*OBJECTIVE*. Make an exact copy of the records, with the pictures left out.

_ _ _ _ _

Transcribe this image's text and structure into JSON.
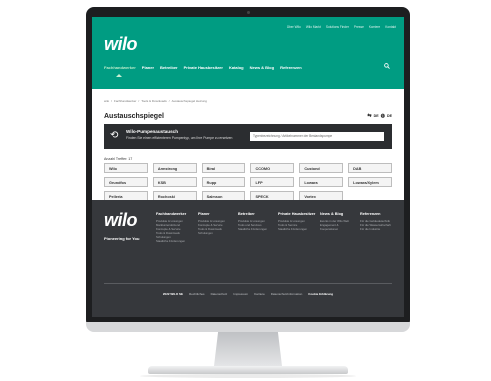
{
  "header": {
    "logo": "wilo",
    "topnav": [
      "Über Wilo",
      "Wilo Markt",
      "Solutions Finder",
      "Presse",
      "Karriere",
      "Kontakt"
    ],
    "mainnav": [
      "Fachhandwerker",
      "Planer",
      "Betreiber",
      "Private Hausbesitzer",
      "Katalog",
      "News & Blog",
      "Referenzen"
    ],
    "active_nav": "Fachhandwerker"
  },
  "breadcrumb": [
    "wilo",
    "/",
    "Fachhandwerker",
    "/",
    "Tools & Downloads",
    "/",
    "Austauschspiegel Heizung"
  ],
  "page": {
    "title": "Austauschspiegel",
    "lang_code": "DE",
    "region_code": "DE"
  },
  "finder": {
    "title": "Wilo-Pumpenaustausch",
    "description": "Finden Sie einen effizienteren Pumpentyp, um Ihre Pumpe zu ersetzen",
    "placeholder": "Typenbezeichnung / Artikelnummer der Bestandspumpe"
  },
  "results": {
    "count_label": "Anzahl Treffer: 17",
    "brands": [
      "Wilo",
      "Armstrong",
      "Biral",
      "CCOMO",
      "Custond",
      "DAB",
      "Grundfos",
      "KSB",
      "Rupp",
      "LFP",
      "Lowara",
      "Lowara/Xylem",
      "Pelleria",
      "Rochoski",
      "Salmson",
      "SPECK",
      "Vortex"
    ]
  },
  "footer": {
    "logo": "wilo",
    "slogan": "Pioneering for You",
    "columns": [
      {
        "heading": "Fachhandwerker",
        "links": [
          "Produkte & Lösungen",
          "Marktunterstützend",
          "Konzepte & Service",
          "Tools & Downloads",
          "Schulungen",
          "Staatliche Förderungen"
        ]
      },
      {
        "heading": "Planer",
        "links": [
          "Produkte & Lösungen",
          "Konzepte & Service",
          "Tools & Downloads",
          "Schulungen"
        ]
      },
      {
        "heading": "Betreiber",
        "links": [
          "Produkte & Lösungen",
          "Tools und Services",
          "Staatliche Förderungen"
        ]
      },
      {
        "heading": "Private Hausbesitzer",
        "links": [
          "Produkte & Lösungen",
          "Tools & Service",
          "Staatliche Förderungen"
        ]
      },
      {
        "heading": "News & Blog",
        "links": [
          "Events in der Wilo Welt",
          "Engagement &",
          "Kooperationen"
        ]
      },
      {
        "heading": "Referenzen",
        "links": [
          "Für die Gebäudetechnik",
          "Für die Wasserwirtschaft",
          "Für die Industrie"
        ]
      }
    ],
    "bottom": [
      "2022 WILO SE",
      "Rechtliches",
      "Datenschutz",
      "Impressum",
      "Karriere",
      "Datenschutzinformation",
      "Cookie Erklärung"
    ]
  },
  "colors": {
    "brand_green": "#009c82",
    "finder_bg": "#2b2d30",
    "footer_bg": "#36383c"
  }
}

_ _ _ _ _

*SOLVED PROBLEM*.
Transcribe this image's text and structure into JSON.
{
  "header": {
    "logo": "wilo",
    "topnav": [
      "Über Wilo",
      "Wilo Markt",
      "Solutions Finder",
      "Presse",
      "Karriere",
      "Kontakt"
    ],
    "mainnav": [
      "Fachhandwerker",
      "Planer",
      "Betreiber",
      "Private Hausbesitzer",
      "Katalog",
      "News & Blog",
      "Referenzen"
    ],
    "active_nav": "Fachhandwerker"
  },
  "breadcrumb": [
    "wilo",
    "/",
    "Fachhandwerker",
    "/",
    "Tools & Downloads",
    "/",
    "Austauschspiegel Heizung"
  ],
  "page": {
    "title": "Austauschspiegel",
    "lang_code": "DE",
    "region_code": "DE"
  },
  "finder": {
    "title": "Wilo-Pumpenaustausch",
    "description": "Finden Sie einen effizienteren Pumpentyp, um Ihre Pumpe zu ersetzen",
    "placeholder": "Typenbezeichnung / Artikelnummer der Bestandspumpe"
  },
  "results": {
    "count_label": "Anzahl Treffer: 17",
    "brands": [
      "Wilo",
      "Armstrong",
      "Biral",
      "CCOMO",
      "Custond",
      "DAB",
      "Grundfos",
      "KSB",
      "Rupp",
      "LFP",
      "Lowara",
      "Lowara/Xylem",
      "Pelleria",
      "Rochoski",
      "Salmson",
      "SPECK",
      "Vortex"
    ]
  },
  "footer": {
    "logo": "wilo",
    "slogan": "Pioneering for You",
    "columns": [
      {
        "heading": "Fachhandwerker",
        "links": [
          "Produkte & Lösungen",
          "Marktunterstützend",
          "Konzepte & Service",
          "Tools & Downloads",
          "Schulungen",
          "Staatliche Förderungen"
        ]
      },
      {
        "heading": "Planer",
        "links": [
          "Produkte & Lösungen",
          "Konzepte & Service",
          "Tools & Downloads",
          "Schulungen"
        ]
      },
      {
        "heading": "Betreiber",
        "links": [
          "Produkte & Lösungen",
          "Tools und Services",
          "Staatliche Förderungen"
        ]
      },
      {
        "heading": "Private Hausbesitzer",
        "links": [
          "Produkte & Lösungen",
          "Tools & Service",
          "Staatliche Förderungen"
        ]
      },
      {
        "heading": "News & Blog",
        "links": [
          "Events in der Wilo Welt",
          "Engagement &",
          "Kooperationen"
        ]
      },
      {
        "heading": "Referenzen",
        "links": [
          "Für die Gebäudetechnik",
          "Für die Wasserwirtschaft",
          "Für die Industrie"
        ]
      }
    ],
    "bottom": [
      "2022 WILO SE",
      "Rechtliches",
      "Datenschutz",
      "Impressum",
      "Karriere",
      "Datenschutzinformation",
      "Cookie Erklärung"
    ]
  },
  "colors": {
    "brand_green": "#009c82",
    "finder_bg": "#2b2d30",
    "footer_bg": "#36383c"
  }
}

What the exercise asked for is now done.